WRITTEN PROBLEM: Return, unchanged and in their original order, the lines of the records from the one containing "growth-group-title: VEKST OG" through the one containing "plant-count-badge: 161 [404,172,458,200]", including both of those lines.

ENTRIES PROVIDED:
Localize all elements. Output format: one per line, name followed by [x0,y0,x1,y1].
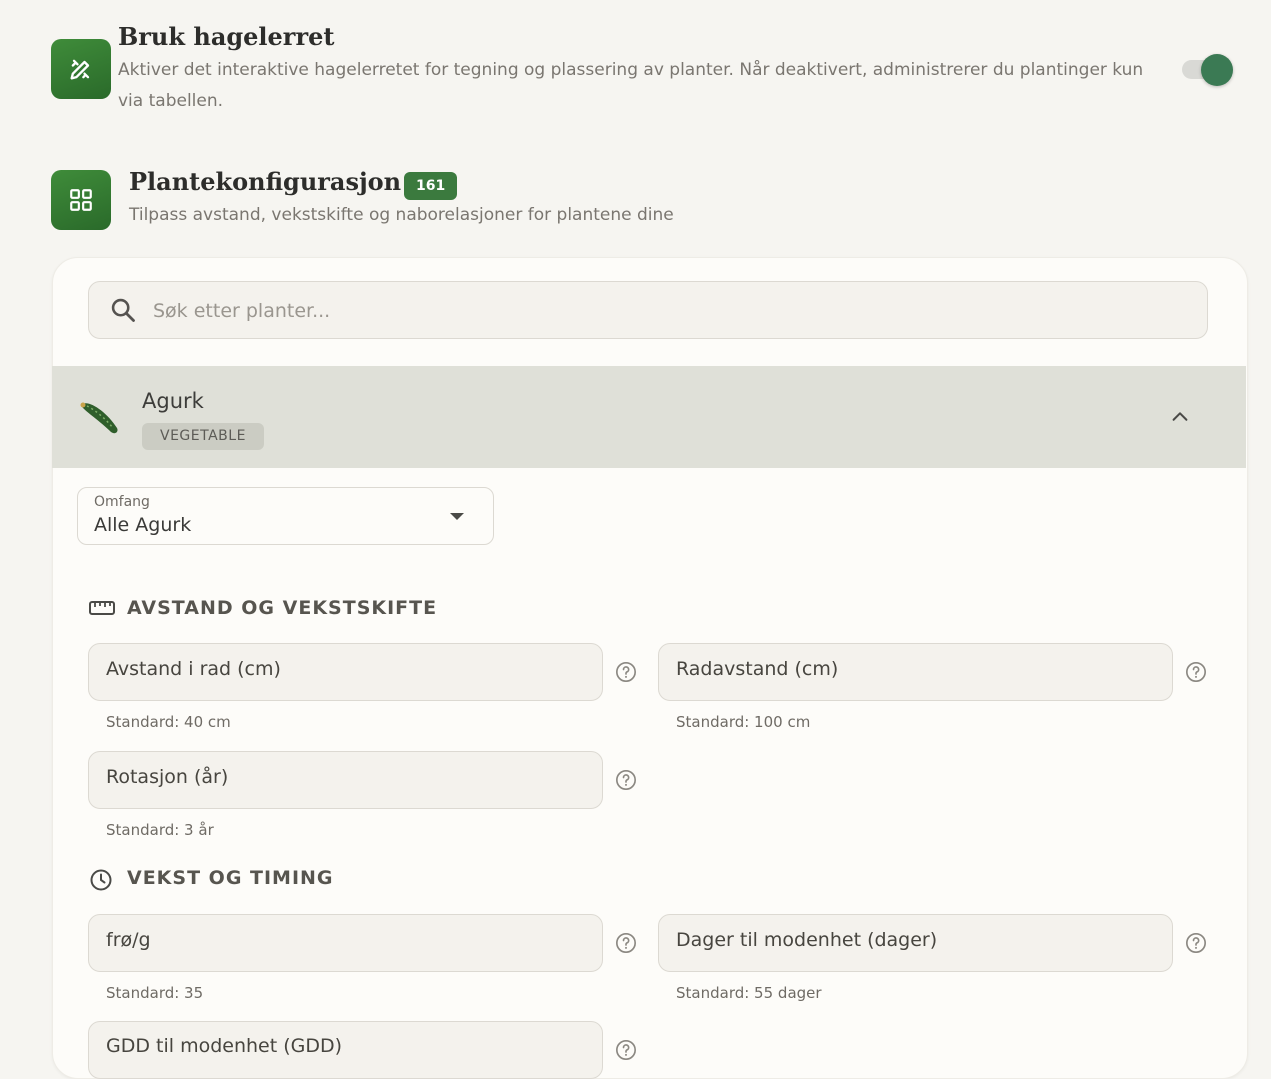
growth-group-title: VEKST OG TIMING [127,867,334,889]
help-icon[interactable] [615,1039,637,1061]
row-spacing-help: Standard: 100 cm [676,713,811,731]
scope-value: Alle Agurk [94,514,192,536]
help-icon[interactable] [1185,932,1207,954]
plant-config-description: Tilpass avstand, vekstskifte og naborela… [129,205,674,225]
days-to-maturity-help: Standard: 55 dager [676,984,822,1002]
seeds-per-gram-label: frø/g [106,929,151,951]
search-input[interactable] [151,282,1195,340]
days-to-maturity-label: Dager til modenhet (dager) [676,929,938,951]
plant-accordion-header[interactable] [52,366,1246,468]
canvas-section-description: Aktiver det interaktive hagelerretet for… [118,60,1144,111]
search-icon [111,298,135,322]
row-spacing-label: Radavstand (cm) [676,658,839,680]
grid-icon [70,189,92,211]
in-row-spacing-label: Avstand i rad (cm) [106,658,281,680]
help-icon[interactable] [615,661,637,683]
canvas-section-icon [51,39,111,99]
gdd-to-maturity-label: GDD til modenhet (GDD) [106,1035,343,1057]
chevron-up-icon[interactable] [1169,406,1191,428]
plant-config-icon [51,170,111,230]
seeds-per-gram-field[interactable] [88,914,603,972]
ruler-icon [89,601,115,615]
seeds-per-gram-help: Standard: 35 [106,984,204,1002]
plant-name: Agurk [142,389,204,413]
in-row-spacing-help: Standard: 40 cm [106,713,231,731]
spacing-group-title: AVSTAND OG VEKSTSKIFTE [127,597,438,619]
cucumber-icon [80,402,118,434]
scope-label: Omfang [94,494,150,510]
plant-category-badge: VEGETABLE [142,423,264,450]
dropdown-caret-icon[interactable] [450,513,464,520]
canvas-section-title: Bruk hagelerret [118,22,335,51]
canvas-toggle-knob[interactable] [1201,54,1233,86]
help-icon[interactable] [615,769,637,791]
rotation-help: Standard: 3 år [106,821,214,839]
clock-icon [90,869,112,891]
pencil-ruler-icon [70,59,90,80]
plant-count-badge: 161 [404,172,458,200]
plant-search[interactable] [88,281,1208,340]
help-icon[interactable] [615,932,637,954]
rotation-label: Rotasjon (år) [106,766,229,788]
plant-config-title: Plantekonfigurasjon [129,167,402,196]
help-icon[interactable] [1185,661,1207,683]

SOLUTION FOR THIS PROBLEM:
growth-group-title: VEKST OG TIMING [127,867,334,889]
help-icon[interactable] [615,1039,637,1061]
row-spacing-help: Standard: 100 cm [676,713,811,731]
scope-value: Alle Agurk [94,514,192,536]
help-icon[interactable] [1185,932,1207,954]
plant-config-description: Tilpass avstand, vekstskifte og naborela… [129,205,674,225]
days-to-maturity-help: Standard: 55 dager [676,984,822,1002]
seeds-per-gram-label: frø/g [106,929,151,951]
search-input[interactable] [151,282,1195,340]
days-to-maturity-label: Dager til modenhet (dager) [676,929,938,951]
plant-accordion-header[interactable] [52,366,1246,468]
canvas-section-description: Aktiver det interaktive hagelerretet for… [118,60,1144,111]
search-icon [111,298,135,322]
row-spacing-label: Radavstand (cm) [676,658,839,680]
grid-icon [70,189,92,211]
in-row-spacing-label: Avstand i rad (cm) [106,658,281,680]
help-icon[interactable] [615,661,637,683]
canvas-section-icon [51,39,111,99]
gdd-to-maturity-label: GDD til modenhet (GDD) [106,1035,343,1057]
chevron-up-icon[interactable] [1169,406,1191,428]
plant-config-icon [51,170,111,230]
seeds-per-gram-field[interactable] [88,914,603,972]
ruler-icon [89,601,115,615]
seeds-per-gram-help: Standard: 35 [106,984,204,1002]
plant-name: Agurk [142,389,204,413]
in-row-spacing-help: Standard: 40 cm [106,713,231,731]
spacing-group-title: AVSTAND OG VEKSTSKIFTE [127,597,438,619]
cucumber-icon [80,402,118,434]
scope-label: Omfang [94,494,150,510]
plant-category-badge: VEGETABLE [142,423,264,450]
dropdown-caret-icon[interactable] [450,513,464,520]
canvas-section-title: Bruk hagelerret [118,22,335,51]
canvas-toggle-knob[interactable] [1201,54,1233,86]
help-icon[interactable] [615,769,637,791]
rotation-help: Standard: 3 år [106,821,214,839]
clock-icon [90,869,112,891]
pencil-ruler-icon [70,59,90,80]
plant-count-badge: 161 [404,172,458,200]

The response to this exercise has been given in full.